■ **Direction**: Look below. Copy each line that has "исправления" in it.

[Listing start]

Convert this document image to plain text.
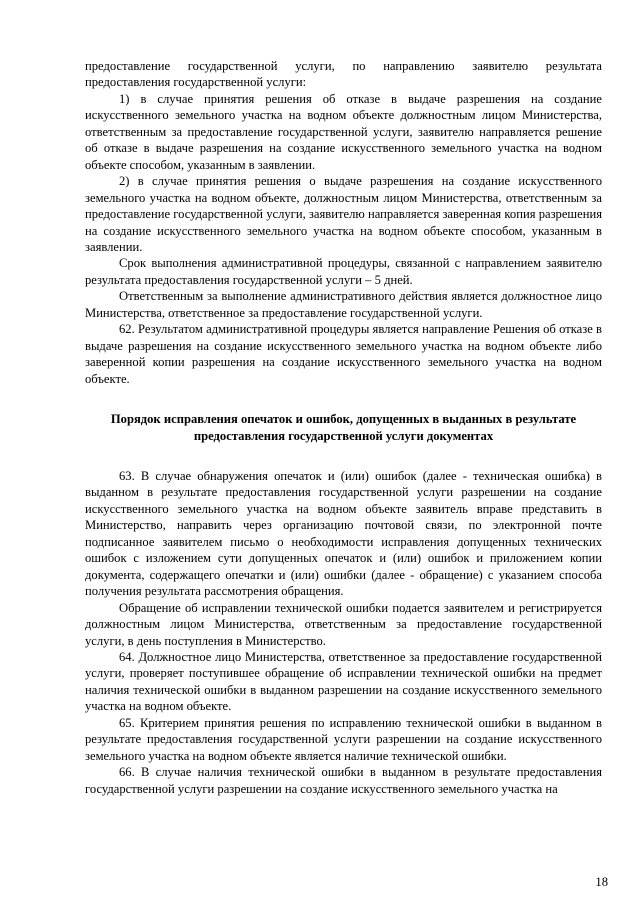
предоставление государственной услуги, по направлению заявителю результата предоставления государственной услуги:

1) в случае принятия решения об отказе в выдаче разрешения на создание искусственного земельного участка на водном объекте должностным лицом Министерства, ответственным за предоставление государственной услуги, заявителю направляется решение об отказе в выдаче разрешения на создание искусственного земельного участка на водном объекте способом, указанным в заявлении.

2) в случае принятия решения о выдаче разрешения на создание искусственного земельного участка на водном объекте, должностным лицом Министерства, ответственным за предоставление государственной услуги, заявителю направляется заверенная копия разрешения на создание искусственного земельного участка на водном объекте способом, указанным в заявлении.

Срок выполнения административной процедуры, связанной с направлением заявителю результата предоставления государственной услуги – 5 дней.

Ответственным за выполнение административного действия является должностное лицо Министерства, ответственное за предоставление государственной услуги.

62. Результатом административной процедуры является направление Решения об отказе в выдаче разрешения на создание искусственного земельного участка на водном объекте либо заверенной копии разрешения на создание искусственного земельного участка на водном объекте.

Порядок исправления опечаток и ошибок, допущенных в выданных в результате предоставления государственной услуги документах

63. В случае обнаружения опечаток и (или) ошибок (далее - техническая ошибка) в выданном в результате предоставления государственной услуги разрешении на создание искусственного земельного участка на водном объекте заявитель вправе представить в Министерство, направить через организацию почтовой связи, по электронной почте подписанное заявителем письмо о необходимости исправления допущенных технических ошибок с изложением сути допущенных опечаток и (или) ошибок и приложением копии документа, содержащего опечатки и (или) ошибки (далее - обращение) с указанием способа получения результата рассмотрения обращения.

Обращение об исправлении технической ошибки подается заявителем и регистрируется должностным лицом Министерства, ответственным за предоставление государственной услуги, в день поступления в Министерство.

64. Должностное лицо Министерства, ответственное за предоставление государственной услуги, проверяет поступившее обращение об исправлении технической ошибки на предмет наличия технической ошибки в выданном разрешении на создание искусственного земельного участка на водном объекте.

65. Критерием принятия решения по исправлению технической ошибки в выданном в результате предоставления государственной услуги разрешении на создание искусственного земельного участка на водном объекте является наличие технической ошибки.

66. В случае наличия технической ошибки в выданном в результате предоставления государственной услуги разрешении на создание искусственного земельного участка на

18
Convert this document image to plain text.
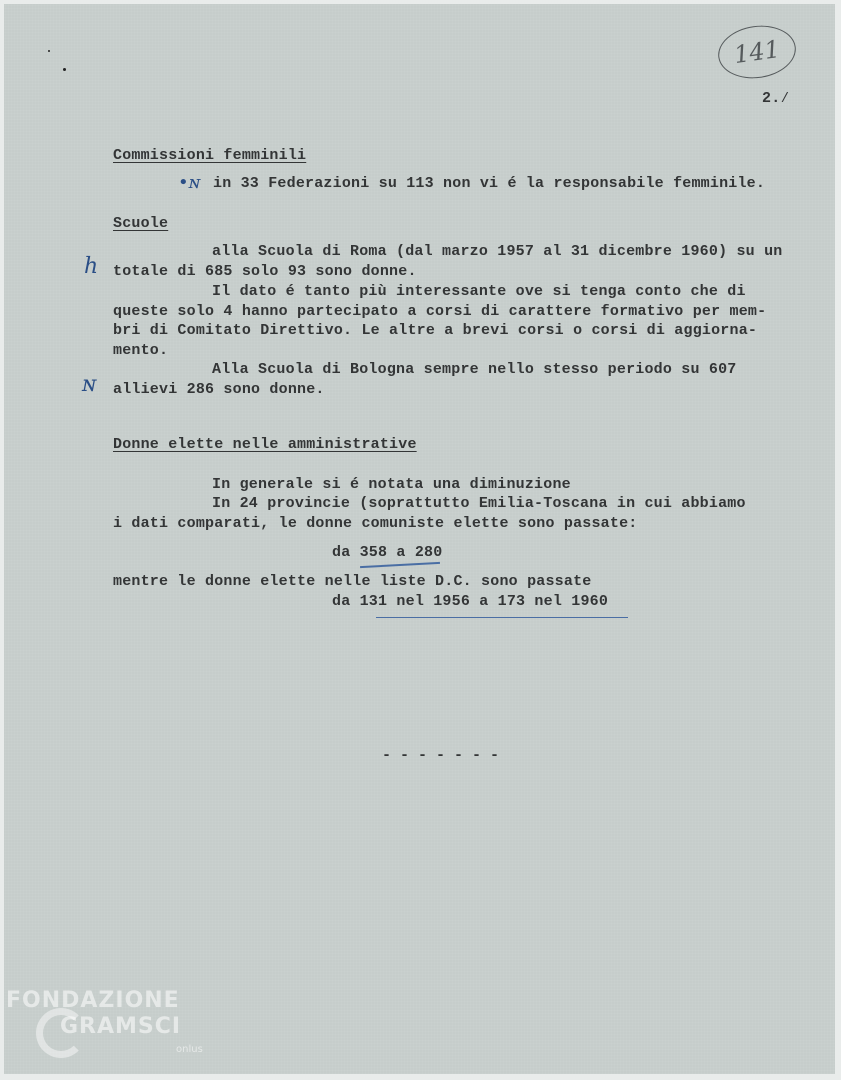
141
2.⁄
Commissioni femminili
•ɴ in 33 Federazioni su 113 non vi é la responsabile femminile.
Scuole
h
alla Scuola di Roma (dal marzo 1957 al 31 dicembre 1960) su un
totale di 685 solo 93 sono donne.
Il dato é tanto più interessante ove si tenga conto che di
queste solo 4 hanno partecipato a corsi di carattere formativo per mem-
bri di Comitato Direttivo. Le altre a brevi corsi o corsi di aggiorna-
mento.
ɴ
Alla Scuola di Bologna sempre nello stesso periodo su 607
allievi 286 sono donne.
Donne elette nelle amministrative
In generale si é notata una diminuzione
In 24 provincie (soprattutto Emilia-Toscana in cui abbiamo
i dati comparati, le donne comuniste elette sono passate:
da 358 a 280
mentre le donne elette nelle liste D.C. sono passate
da 131 nel 1956 a 173 nel 1960
- - - - - - -
FONDAZIONE
GRAMSCI
onlus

[Listing end]

■ **Complete response**:
Порядок исправления опечаток и ошибок, допущенных в выданных в результате предоставления государственной услуги документах
63. В случае обнаружения опечаток и (или) ошибок (далее - техническая ошибка) в выданном в результате предоставления государственной услуги разрешении на создание искусственного земельного участка на водном объекте заявитель вправе представить в Министерство, направить через организацию почтовой связи, по электронной почте подписанное заявителем письмо о необходимости исправления допущенных технических ошибок с изложением сути допущенных опечаток и (или) ошибок и приложением копии документа, содержащего опечатки и (или) ошибки (далее - обращение) с указанием способа получения результата рассмотрения обращения.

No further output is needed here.